## SHORT TASK
Return the count of lines with the string "子弹和木块所组成的系统机械能不守恒" in them, and nothing else.

----

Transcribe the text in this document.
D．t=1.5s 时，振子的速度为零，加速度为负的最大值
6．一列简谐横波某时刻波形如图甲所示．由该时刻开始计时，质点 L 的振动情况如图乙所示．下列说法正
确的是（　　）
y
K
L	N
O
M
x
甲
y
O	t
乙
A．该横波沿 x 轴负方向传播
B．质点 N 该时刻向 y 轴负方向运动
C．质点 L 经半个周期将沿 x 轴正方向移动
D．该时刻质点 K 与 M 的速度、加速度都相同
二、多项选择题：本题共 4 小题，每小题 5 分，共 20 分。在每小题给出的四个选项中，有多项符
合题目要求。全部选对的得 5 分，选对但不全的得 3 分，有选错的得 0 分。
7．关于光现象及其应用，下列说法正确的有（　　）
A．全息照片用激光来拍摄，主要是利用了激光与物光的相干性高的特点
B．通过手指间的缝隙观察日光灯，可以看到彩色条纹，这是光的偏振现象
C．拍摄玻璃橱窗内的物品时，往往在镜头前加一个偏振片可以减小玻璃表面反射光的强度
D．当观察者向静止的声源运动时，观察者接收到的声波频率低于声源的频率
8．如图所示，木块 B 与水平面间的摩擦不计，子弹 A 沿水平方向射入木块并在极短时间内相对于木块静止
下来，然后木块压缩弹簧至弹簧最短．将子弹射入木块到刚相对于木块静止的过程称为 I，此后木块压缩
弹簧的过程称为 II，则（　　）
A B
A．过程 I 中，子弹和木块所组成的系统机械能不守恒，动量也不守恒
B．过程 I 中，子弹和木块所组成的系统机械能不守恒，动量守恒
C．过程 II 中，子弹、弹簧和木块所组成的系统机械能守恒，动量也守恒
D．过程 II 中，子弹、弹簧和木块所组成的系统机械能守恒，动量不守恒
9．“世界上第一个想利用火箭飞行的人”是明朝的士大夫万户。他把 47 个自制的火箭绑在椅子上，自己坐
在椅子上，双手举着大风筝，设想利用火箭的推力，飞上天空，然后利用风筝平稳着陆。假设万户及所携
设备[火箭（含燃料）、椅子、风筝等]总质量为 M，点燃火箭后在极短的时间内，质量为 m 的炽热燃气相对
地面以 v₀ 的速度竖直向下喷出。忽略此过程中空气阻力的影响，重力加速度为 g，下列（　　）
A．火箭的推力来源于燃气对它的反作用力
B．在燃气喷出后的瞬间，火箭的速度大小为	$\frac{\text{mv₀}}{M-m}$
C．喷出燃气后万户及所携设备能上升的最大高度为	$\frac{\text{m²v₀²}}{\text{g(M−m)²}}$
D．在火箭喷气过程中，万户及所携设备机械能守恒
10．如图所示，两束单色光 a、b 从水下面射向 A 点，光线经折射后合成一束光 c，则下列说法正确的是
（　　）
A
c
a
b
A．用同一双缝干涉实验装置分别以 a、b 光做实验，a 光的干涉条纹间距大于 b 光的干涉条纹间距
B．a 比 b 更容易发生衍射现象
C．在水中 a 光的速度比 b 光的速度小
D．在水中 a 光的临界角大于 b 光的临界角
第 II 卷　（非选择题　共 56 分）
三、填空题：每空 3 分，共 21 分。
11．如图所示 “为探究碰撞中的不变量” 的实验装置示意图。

----

## SOLUTION FOR THIS PROBLEM
2